Dataset records
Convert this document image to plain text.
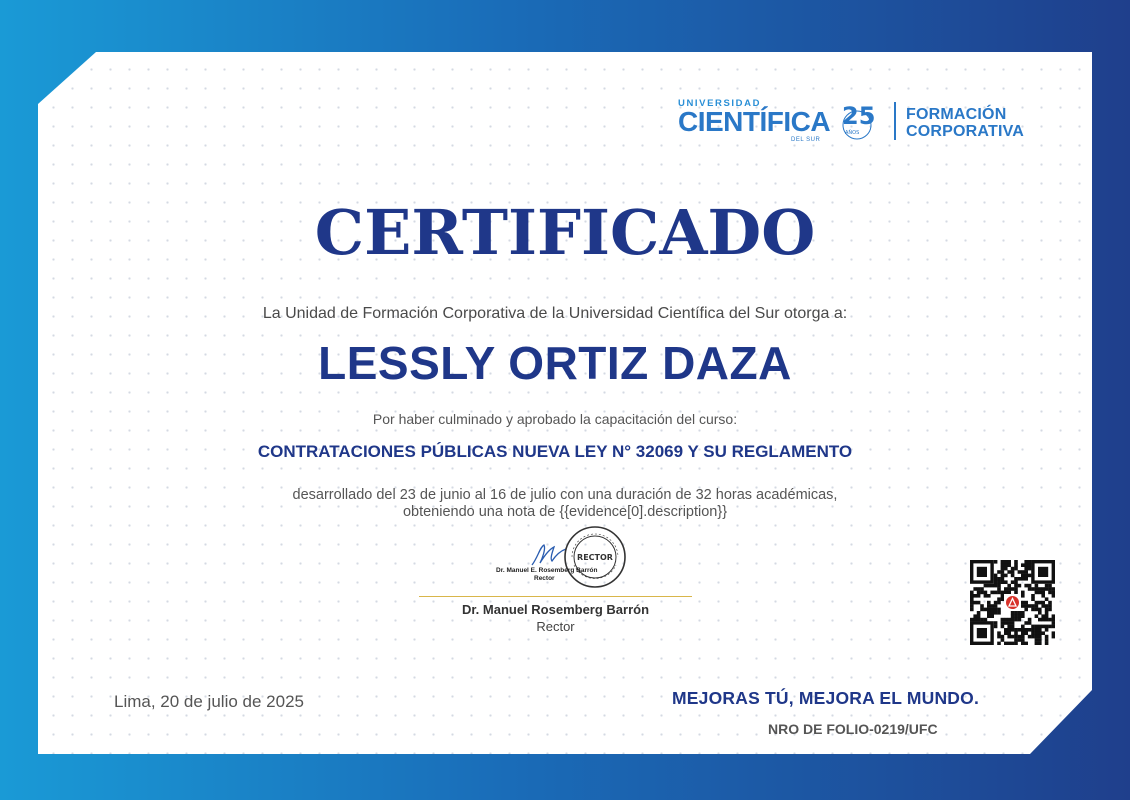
UNIVERSIDAD
CIENTÍFICA
DEL SUR
25
AÑOS
FORMACIÓN
CORPORATIVA
CERTIFICADO
La Unidad de Formación Corporativa de la Universidad Científica del Sur otorga a:
LESSLY ORTIZ DAZA
Por haber culminado y aprobado la capacitación del curso:
CONTRATACIONES PÚBLICAS NUEVA LEY N° 32069 Y SU REGLAMENTO
desarrollado del 23 de junio al 16 de julio con una duración de 32 horas académicas,
obteniendo una nota de {{evidence[0].description}}
RECTOR
Dr. Manuel E. Rosemberg Barrón
Rector
Dr. Manuel Rosemberg Barrón
Rector
Lima, 20 de julio de 2025	MEJORAS TÚ, MEJORA EL MUNDO.
NRO DE FOLIO-0219/UFC
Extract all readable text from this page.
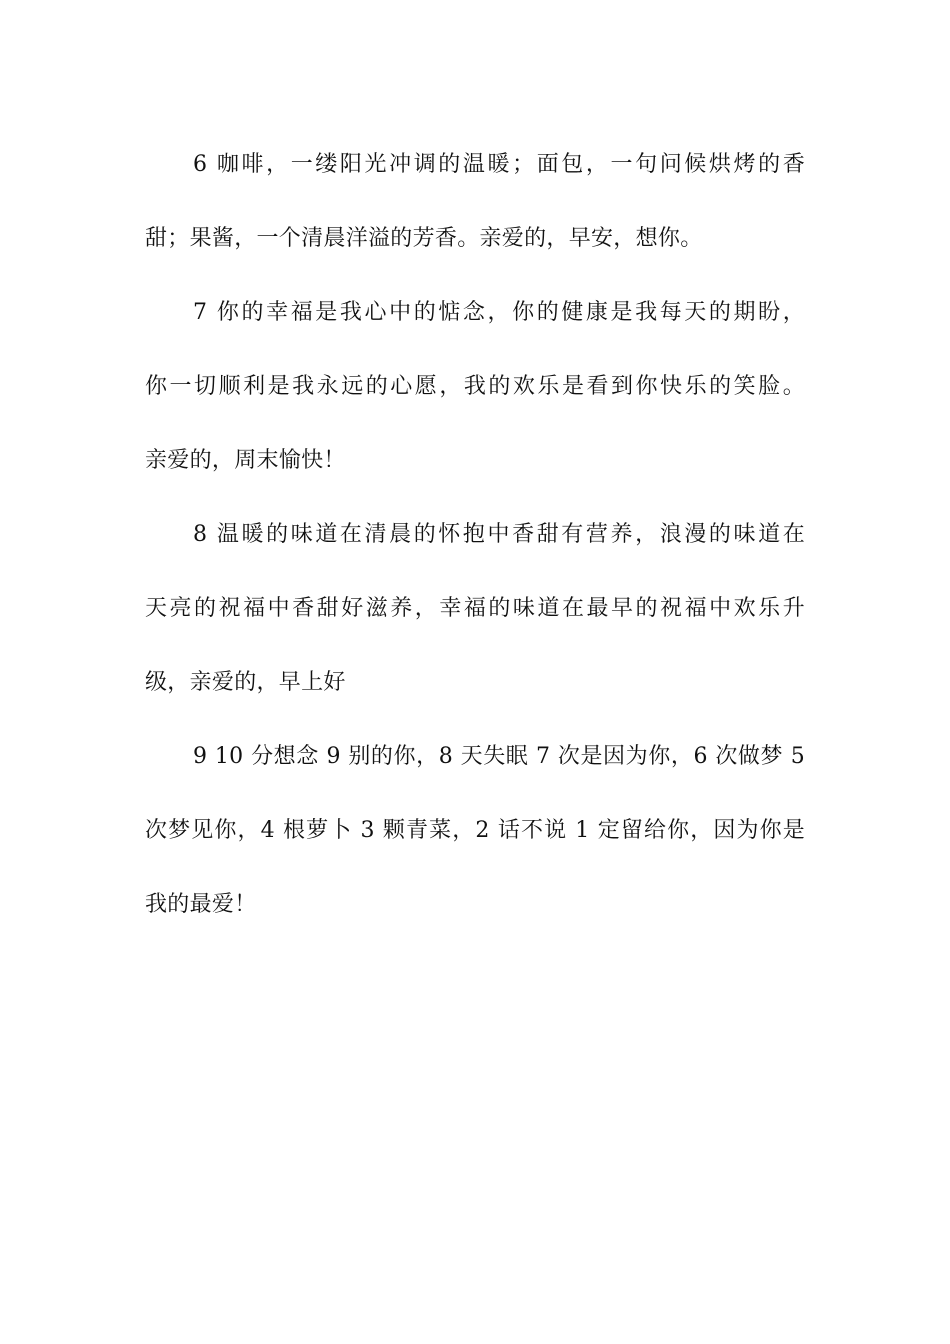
6 咖啡，一缕阳光冲调的温暖；面包，一句问候烘烤的香
甜；果酱，一个清晨洋溢的芳香。亲爱的，早安，想你。
7 你的幸福是我心中的惦念，你的健康是我每天的期盼，
你一切顺利是我永远的心愿，我的欢乐是看到你快乐的笑脸。
亲爱的，周末愉快！
8 温暖的味道在清晨的怀抱中香甜有营养，浪漫的味道在
天亮的祝福中香甜好滋养，幸福的味道在最早的祝福中欢乐升
级，亲爱的，早上好
9 10 分想念 9 别的你，8 天失眠 7 次是因为你，6 次做梦 5
次梦见你，4 根萝卜 3 颗青菜，2 话不说 1 定留给你，因为你是
我的最爱！
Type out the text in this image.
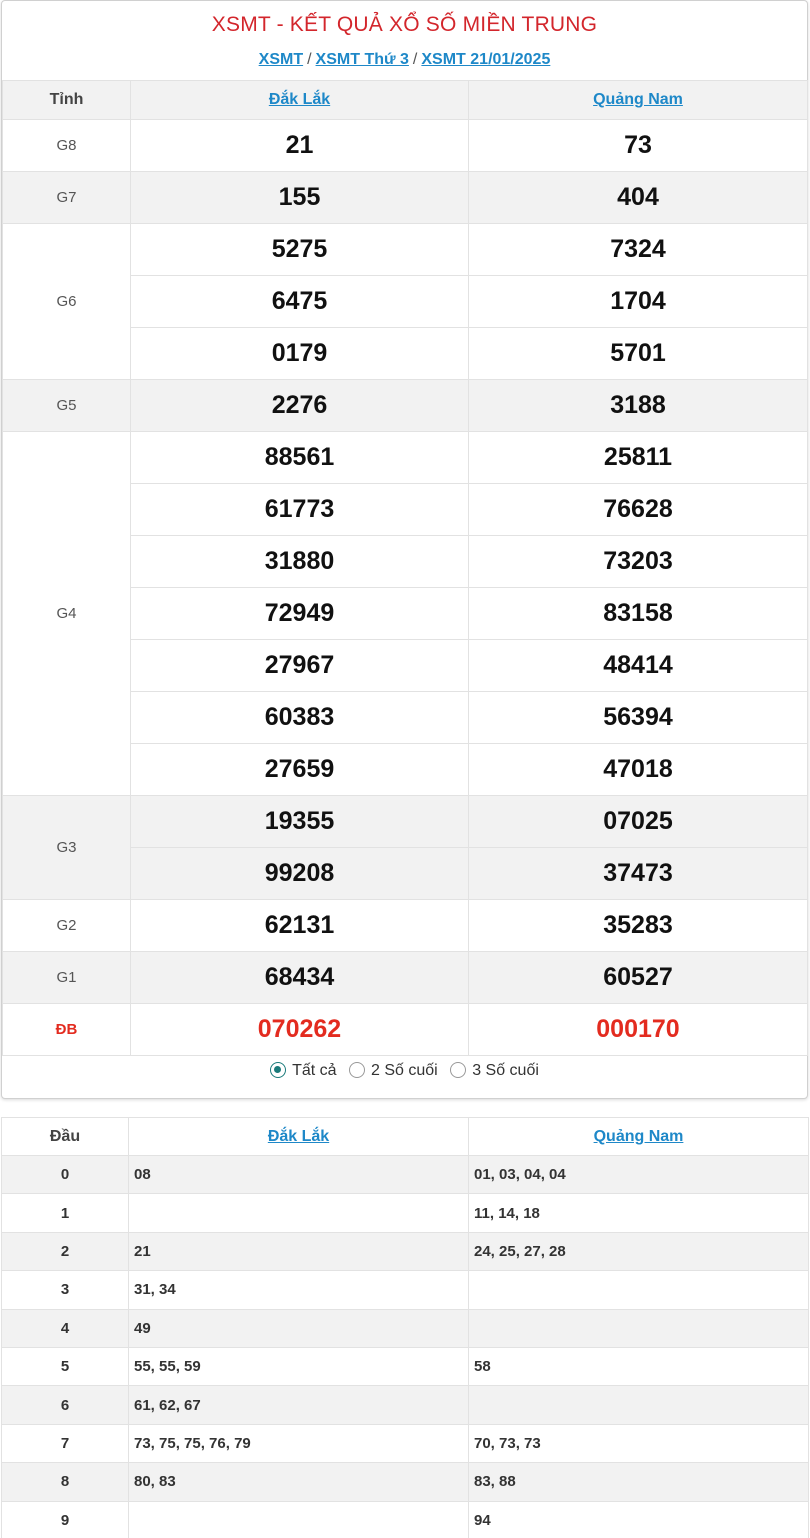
XSMT - KẾT QUẢ XỔ SỐ MIỀN TRUNG
XSMT / XSMT Thứ 3 / XSMT 21/01/2025
Tỉnh	Đắk Lắk	Quảng Nam
G8	21	73
G7	155	404
G6	5275	7324
	6475	1704
	0179	5701
G5	2276	3188
G4	88561	25811
	61773	76628
	31880	73203
	72949	83158
	27967	48414
	60383	56394
	27659	47018
G3	19355	07025
	99208	37473
G2	62131	35283
G1	68434	60527
ĐB	070262	000170
Tất cả 2 Số cuối 3 Số cuối
Đầu	Đắk Lắk	Quảng Nam
0	08	01, 03, 04, 04
1		11, 14, 18
2	21	24, 25, 27, 28
3	31, 34	
4	49	
5	55, 55, 59	58
6	61, 62, 67	
7	73, 75, 75, 76, 79	70, 73, 73
8	80, 83	83, 88
9		94
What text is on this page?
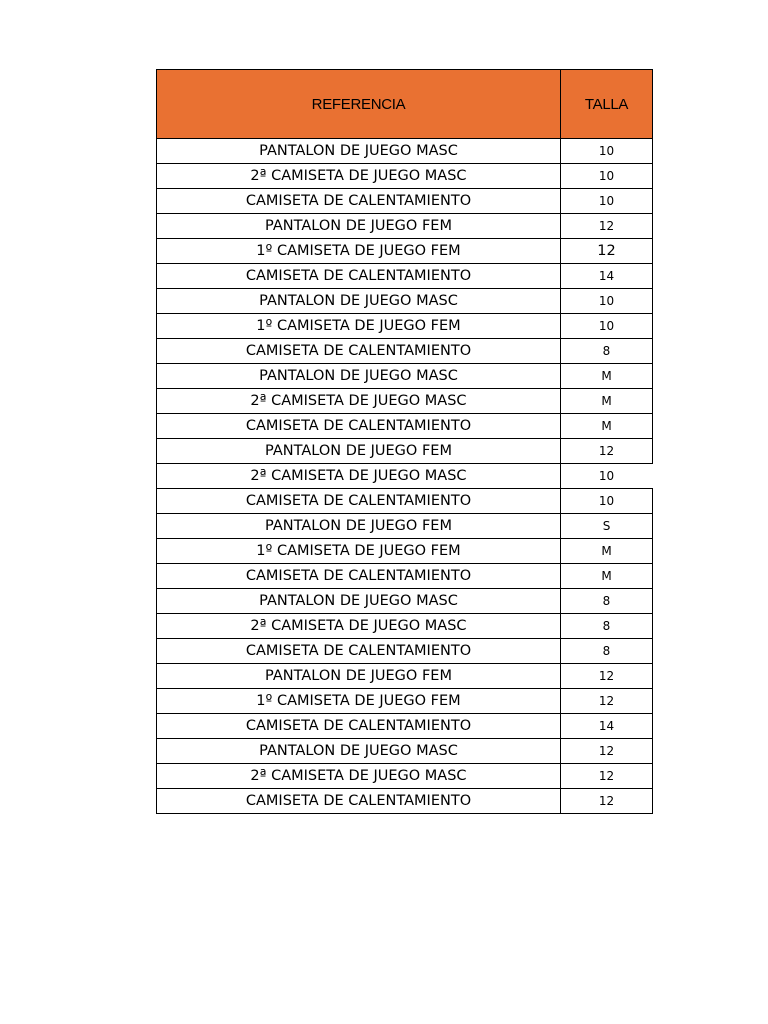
REFERENCIA	TALLA
PANTALON DE JUEGO MASC	10
2ª CAMISETA DE JUEGO MASC	10
CAMISETA DE CALENTAMIENTO	10
PANTALON DE JUEGO FEM	12
1º CAMISETA DE JUEGO FEM	12
CAMISETA DE CALENTAMIENTO	14
PANTALON DE JUEGO MASC	10
1º CAMISETA DE JUEGO FEM	10
CAMISETA DE CALENTAMIENTO	8
PANTALON DE JUEGO MASC	M
2ª CAMISETA DE JUEGO MASC	M
CAMISETA DE CALENTAMIENTO	M
PANTALON DE JUEGO FEM	12
2ª CAMISETA DE JUEGO MASC	10
CAMISETA DE CALENTAMIENTO	10
PANTALON DE JUEGO FEM	S
1º CAMISETA DE JUEGO FEM	M
CAMISETA DE CALENTAMIENTO	M
PANTALON DE JUEGO MASC	8
2ª CAMISETA DE JUEGO MASC	8
CAMISETA DE CALENTAMIENTO	8
PANTALON DE JUEGO FEM	12
1º CAMISETA DE JUEGO FEM	12
CAMISETA DE CALENTAMIENTO	14
PANTALON DE JUEGO MASC	12
2ª CAMISETA DE JUEGO MASC	12
CAMISETA DE CALENTAMIENTO	12
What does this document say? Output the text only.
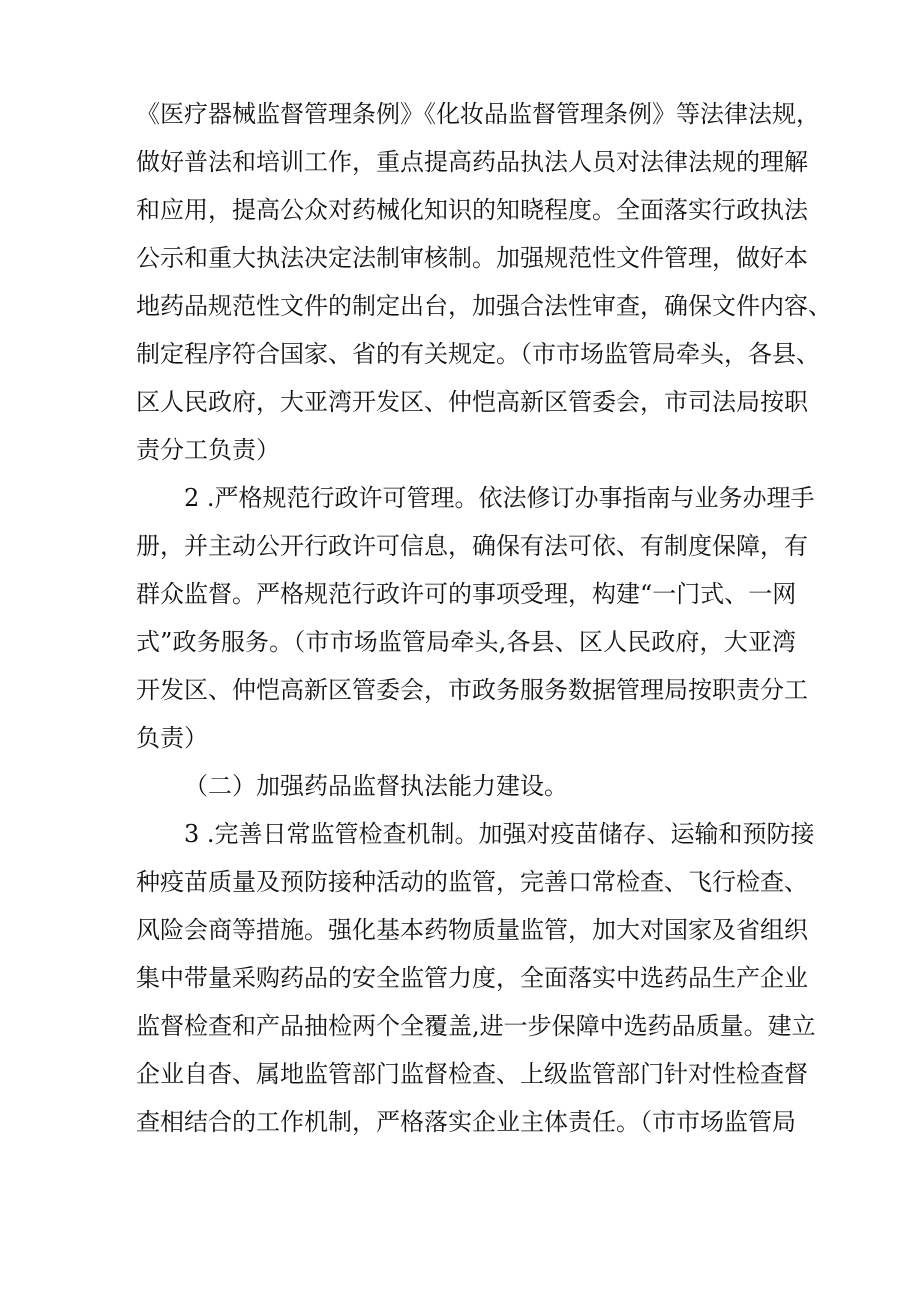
《医疗器械监督管理条例》《化妆品监督管理条例》等法律法规，
做好普法和培训工作，重点提高药品执法人员对法律法规的理解
和应用，提高公众对药械化知识的知晓程度。全面落实行政执法
公示和重大执法决定法制审核制。加强规范性文件管理，做好本
地药品规范性文件的制定出台，加强合法性审查，确保文件内容、
制定程序符合国家、省的有关规定。（市市场监管局牵头，各县、
区人民政府，大亚湾开发区、仲恺高新区管委会，市司法局按职
责分工负责）
2 .严格规范行政许可管理。依法修订办事指南与业务办理手
册，并主动公开行政许可信息，确保有法可依、有制度保障，有
群众监督。严格规范行政许可的事项受理，构建“一门式、一网
式”政务服务。（市市场监管局牵头,各县、区人民政府，大亚湾
开发区、仲恺高新区管委会，市政务服务数据管理局按职责分工
负责）
（二）加强药品监督执法能力建设。
3 .完善日常监管检查机制。加强对疫苗储存、运输和预防接
种疫苗质量及预防接种活动的监管，完善口常检查、飞行检查、
风险会商等措施。强化基本药物质量监管，加大对国家及省组织
集中带量采购药品的安全监管力度，全面落实中选药品生产企业
监督检查和产品抽检两个全覆盖,进一步保障中选药品质量。建立
企业自杳、属地监管部门监督检查、上级监管部门针对性检查督
查相结合的工作机制，严格落实企业主体责任。（市市场监管局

[Short problem] Among the records above, find each line holding the string "仲恺高新区管委会" and pull it out.

[Answer]
区人民政府，大亚湾开发区、仲恺高新区管委会，市司法局按职
开发区、仲恺高新区管委会，市政务服务数据管理局按职责分工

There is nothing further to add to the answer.